### Zitierter Text
Weshalb der Ganggalaris umgehen mußte, wußte keiner so recht. Es gab sogar Leute, die
behaupteten, der Ganggalaris hätte seiner eigenen Beerdigung von einem Dachfenster aus
zugesehen. Nein, mit rechten Dingen konnte das nicht zugehen. Nur schade, daß ihn der
Johann Peter Hebel nicht gekannt und ihn in seinen Gedichten verewigt hat! Oder hätte er
ihn insgeheim gekannt und wollte ihn klugerweise durch solche Nennungen und Würdigungen
nur nicht reizen? Wir wissen es nicht, und es ist eigentlich ein Jammer, daß die alte
Scheune abgerissen und damit sein letztes Domizil zerstört wurde.

### Aufgabenliste
(1) Wie lautet im Textauszug über den Ganggalaris die Stelle von „Weshalb der Ganggalaris“ bis einschließlich „Domizil zerstört wurde.“? Gib sie wortgetreu zurück.
(2) Kannst du aus den Zeilen den Abschnitt von der Zeile mit „legend-swatch-passenger-cars [813, 287, 835, 310]“ bis zur letzten Zeile unverändert abtippen, beide Enden eingeschlossen?
Der Textauszug und die Zeilen stammen aus verschiedenen Quellen.

[Einträge zu umrahmten Elementen]
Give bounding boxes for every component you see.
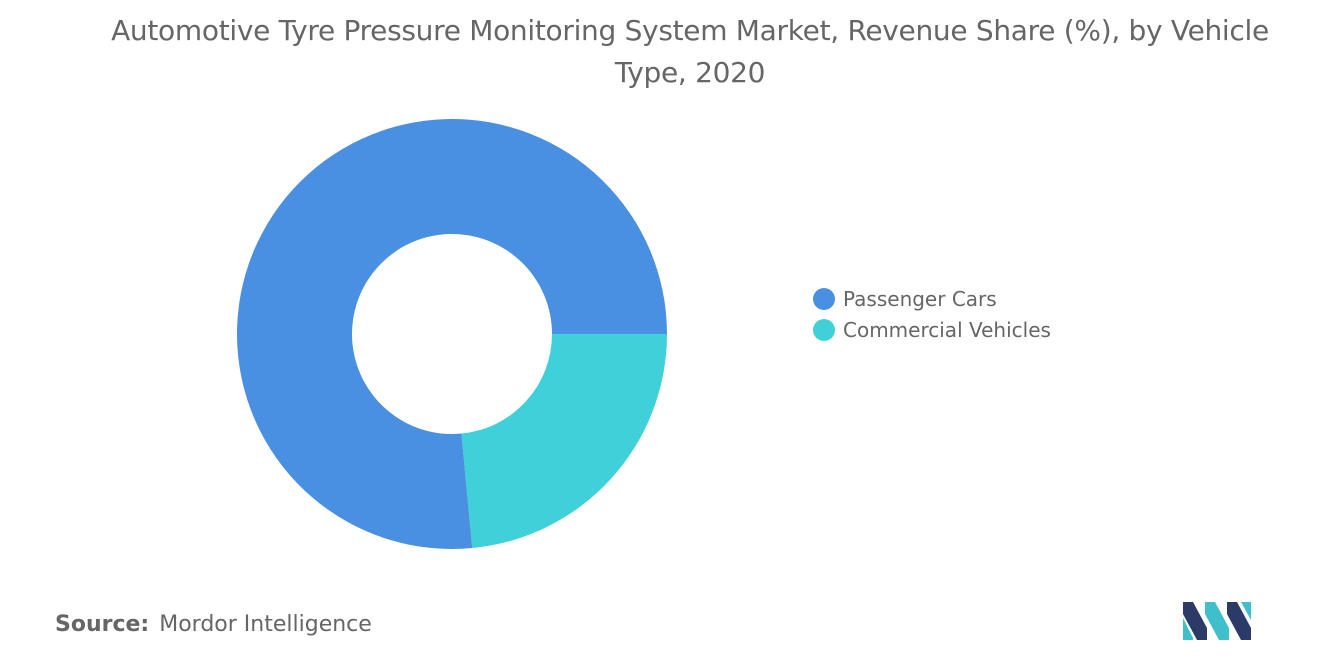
legend-swatch-passenger-cars [813, 287, 835, 310]
mordor-intelligence-logo-icon [1183, 602, 1251, 640]
legend-item-passenger-cars: Passenger Cars [813, 283, 1051, 314]
source-note: Source: Mordor Intelligence [55, 612, 372, 637]
donut-slice-passenger-cars [237, 118, 667, 549]
donut-slice-commercial-vehicles [461, 334, 667, 549]
source-text: Mordor Intelligence [159, 612, 372, 637]
legend-item-commercial-vehicles: Commercial Vehicles [813, 314, 1051, 345]
chart-title: Automotive Tyre Pressure Monitoring Syst… [111, 14, 1269, 89]
legend-label: Passenger Cars [843, 286, 997, 311]
source-label: Source: [55, 612, 150, 637]
legend-label: Commercial Vehicles [843, 317, 1051, 342]
legend: Passenger Cars Commercial Vehicles [813, 283, 1051, 345]
legend-swatch-commercial-vehicles [813, 318, 835, 341]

### Ergebnisse je Aufgabe
(1)
Weshalb der Ganggalaris umgehen mußte, wußte keiner so recht. Es gab sogar Leute, die
behaupteten, der Ganggalaris hätte seiner eigenen Beerdigung von einem Dachfenster aus
zugesehen. Nein, mit rechten Dingen konnte das nicht zugehen. Nur schade, daß ihn der
Johann Peter Hebel nicht gekannt und ihn in seinen Gedichten verewigt hat! Oder hätte er
ihn insgeheim gekannt und wollte ihn klugerweise durch solche Nennungen und Würdigungen
nur nicht reizen? Wir wissen es nicht, und es ist eigentlich ein Jammer, daß die alte
Scheune abgerissen und damit sein letztes Domizil zerstört wurde.

(2)
legend-swatch-passenger-cars [813, 287, 835, 310]
mordor-intelligence-logo-icon [1183, 602, 1251, 640]
legend-item-passenger-cars: Passenger Cars [813, 283, 1051, 314]
source-note: Source: Mordor Intelligence [55, 612, 372, 637]
donut-slice-passenger-cars [237, 118, 667, 549]
donut-slice-commercial-vehicles [461, 334, 667, 549]
source-text: Mordor Intelligence [159, 612, 372, 637]
legend-item-commercial-vehicles: Commercial Vehicles [813, 314, 1051, 345]
chart-title: Automotive Tyre Pressure Monitoring Syst… [111, 14, 1269, 89]
legend-label: Passenger Cars [843, 286, 997, 311]
source-label: Source: [55, 612, 150, 637]
legend-label: Commercial Vehicles [843, 317, 1051, 342]
legend: Passenger Cars Commercial Vehicles [813, 283, 1051, 345]
legend-swatch-commercial-vehicles [813, 318, 835, 341]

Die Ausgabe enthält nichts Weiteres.